§ **Fragmento**
Cuando estamos en silencio y atentos, podemos sentir, de manera directa, cómo en realidad nunca podemos poseer nada en el mundo.
La práctica introspectiva inevitablemente nos confronta con el profundo misterio de una identidad propia. Hemos venido a nacer en un cuerpo humano. ¿Qué es esa fuerza que nos da la vida, que nos da forma y se la da al mundo? Las grandes enseñanzas religiosas del mundo nos dicen una y otra vez que no somos quienes creemos; pero ¿eso significa que no hay un yo o que no hay una búsqueda del yo verdadero?

§ **Ejercicios propuestos**
a) Responde a estas preguntas sobre el fragmento:
(i) ¿Qué podemos sentir de manera directa cuando estamos en silencio y atentos?
(ii) ¿Con qué nos confronta inevitablemente la práctica introspectiva?
(iii) ¿Qué nos dicen una y otra vez las grandes enseñanzas religiosas del mundo?
b) Imprime de los registros todo lo que va desde la línea que contiene "data-point-marker [463, 364, 476, 380]" hasta la que contiene "floor-grid-line-x2 [239, 317, 525, 462]", ambas incluidas.

§ **Datos registrados**
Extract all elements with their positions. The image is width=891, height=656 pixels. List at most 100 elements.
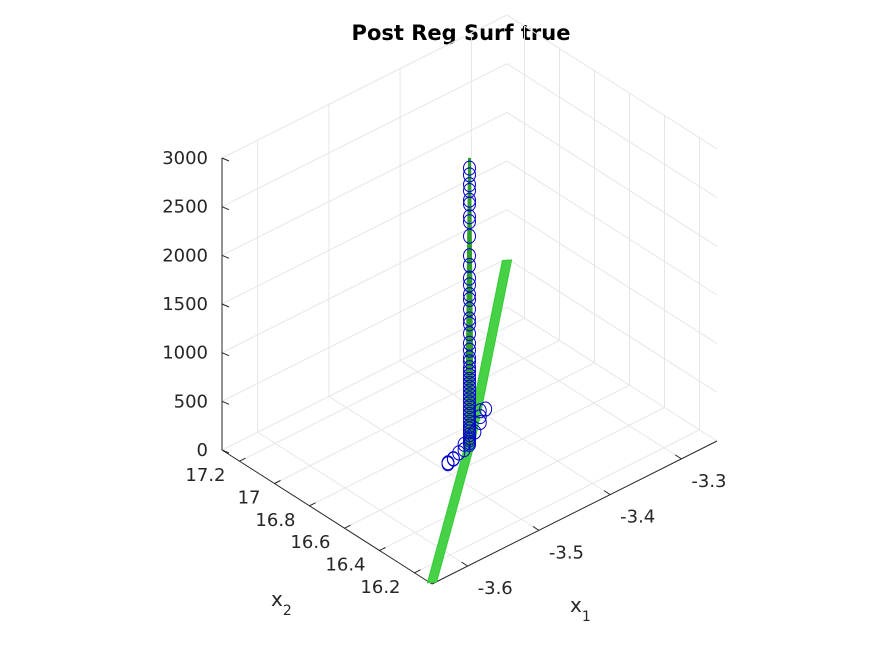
data-point-marker [463, 364, 476, 380]
data-point-marker [463, 257, 476, 273]
data-point-marker [441, 456, 455, 472]
floor-grid-line-x2 [379, 407, 665, 551]
x2-tick-mark [414, 569, 421, 574]
data-point-marker [473, 409, 487, 425]
x1-tick-mark [532, 525, 540, 531]
back-wall-grid-line-z [221, 111, 508, 256]
data-point-marker [463, 326, 476, 342]
right-wall-grid-line-z [506, 63, 718, 199]
data-point-marker [463, 402, 476, 418]
data-point-marker [463, 342, 476, 358]
data-point-marker [463, 177, 476, 193]
data-point-marker [463, 375, 476, 391]
right-wall-grid-line-z [506, 209, 718, 345]
x2-tick-mark [344, 524, 351, 529]
floor-grid-line-x2 [239, 317, 525, 462]
z-tick-label: 2500 [162, 197, 208, 218]
x-tick-labels: -3.6 -3.5 -3.4 -3.3 [478, 471, 727, 599]
data-point-marker [463, 248, 476, 264]
x1-tick-label: -3.3 [691, 471, 726, 492]
data-point-marker [463, 270, 476, 286]
x1-tick-mark [603, 490, 611, 496]
x1-tick-label: -3.4 [620, 507, 655, 528]
data-point-marker [463, 209, 476, 225]
back-wall-grid-line-z [221, 257, 508, 402]
x2-tick-label: 16.2 [360, 577, 400, 598]
x2-tick-label: 16.6 [290, 532, 330, 553]
data-point-marker [463, 316, 476, 332]
x2-axis-line [221, 449, 433, 585]
y-tick-labels: 16.216.416.616.817 17.2 [185, 465, 400, 598]
floor-grid-line-x2 [309, 362, 595, 507]
data-point-marker [463, 277, 476, 293]
data-point-marker [463, 192, 476, 208]
grid-lines [221, 14, 718, 574]
data-point-marker [473, 403, 487, 419]
data-point-marker [463, 383, 476, 399]
data-point-marker [463, 335, 476, 351]
z-tick-mark [221, 449, 230, 454]
z-tick-mark [221, 206, 230, 211]
axis-lines [221, 157, 718, 585]
data-point-marker [463, 160, 476, 176]
back-wall-grid-line-z [221, 306, 508, 451]
data-point-marker [463, 395, 476, 411]
x2-tick-mark [309, 502, 316, 507]
x1-tick-label: -3.6 [478, 578, 513, 599]
x2-tick-mark [379, 547, 386, 551]
data-point-marker [463, 387, 476, 403]
data-point-marker [463, 287, 476, 303]
right-wall-grid-line-z [506, 257, 718, 393]
data-point-marker [463, 301, 476, 317]
right-wall-grid-line-z [506, 111, 718, 247]
x1-tick-label: -3.5 [549, 542, 584, 563]
data-point-marker [463, 292, 476, 307]
back-wall-grid-line-z [221, 209, 508, 354]
chart-title: Post Reg Surf true [352, 21, 571, 45]
x2-tick-label: 16.4 [325, 555, 365, 576]
floor-grid-line-x1 [257, 431, 468, 567]
data-point-marker [463, 311, 476, 327]
x2-tick-label: 17 [238, 488, 261, 509]
z-tick-mark [221, 254, 230, 259]
right-wall-grid-line-z [506, 14, 718, 150]
data-point-marker [463, 167, 476, 183]
floor-grid-line-x1 [471, 324, 682, 460]
x1-tick-mark [461, 561, 468, 567]
back-wall-grid-line-z [221, 14, 508, 159]
data-point-marker [468, 424, 482, 440]
data-point-marker [463, 360, 476, 376]
z-tick-mark [221, 157, 230, 162]
x2-tick-label: 16.8 [255, 510, 295, 531]
floor-grid-line-x2 [414, 429, 700, 574]
z-tick-mark [221, 303, 230, 308]
z-tick-label: 0 [197, 440, 208, 461]
data-point-marker [479, 401, 493, 417]
right-wall-grid-line-z [506, 306, 718, 442]
x2-tick-mark [274, 480, 281, 484]
data-point-marker [463, 391, 476, 407]
z-tick-label: 2000 [162, 245, 208, 266]
back-wall-grid-line-z [221, 160, 508, 305]
data-point-marker [463, 228, 476, 244]
x1-axis-line [431, 440, 718, 585]
floor-grid-line-x2 [344, 384, 630, 529]
z-tick-mark [221, 400, 230, 405]
data-point-marker [463, 379, 476, 395]
y-axis-label: x2 [271, 587, 292, 619]
floor-grid-line-x1 [328, 395, 540, 531]
data-point-marker [463, 371, 476, 387]
z-tick-label: 1000 [162, 343, 208, 364]
z-tick-mark [221, 352, 230, 357]
x-axis-label: x1 [570, 593, 591, 625]
floor-grid-line-x2 [274, 340, 560, 484]
scatter-markers [441, 160, 493, 472]
back-wall-grid-line-z [221, 63, 508, 208]
data-point-marker [457, 442, 471, 458]
z-tick-label: 3000 [162, 148, 208, 169]
floor-grid-line-x1 [399, 360, 611, 496]
x2-tick-mark [239, 457, 246, 462]
data-point-marker [463, 214, 476, 230]
surface-sheet [426, 259, 513, 584]
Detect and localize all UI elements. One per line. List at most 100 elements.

§ **Respuestas por ejercicio**
a)
(i) Que en realidad nunca podemos poseer nada en el mundo.
(ii) Con el profundo misterio de una identidad propia.
(iii) Que no somos quienes creemos.

b)
data-point-marker [463, 364, 476, 380]
data-point-marker [463, 257, 476, 273]
data-point-marker [441, 456, 455, 472]
floor-grid-line-x2 [379, 407, 665, 551]
x2-tick-mark [414, 569, 421, 574]
data-point-marker [473, 409, 487, 425]
x1-tick-mark [532, 525, 540, 531]
back-wall-grid-line-z [221, 111, 508, 256]
data-point-marker [463, 326, 476, 342]
right-wall-grid-line-z [506, 63, 718, 199]
data-point-marker [463, 402, 476, 418]
data-point-marker [463, 342, 476, 358]
data-point-marker [463, 177, 476, 193]
data-point-marker [463, 375, 476, 391]
right-wall-grid-line-z [506, 209, 718, 345]
x2-tick-mark [344, 524, 351, 529]
floor-grid-line-x2 [239, 317, 525, 462]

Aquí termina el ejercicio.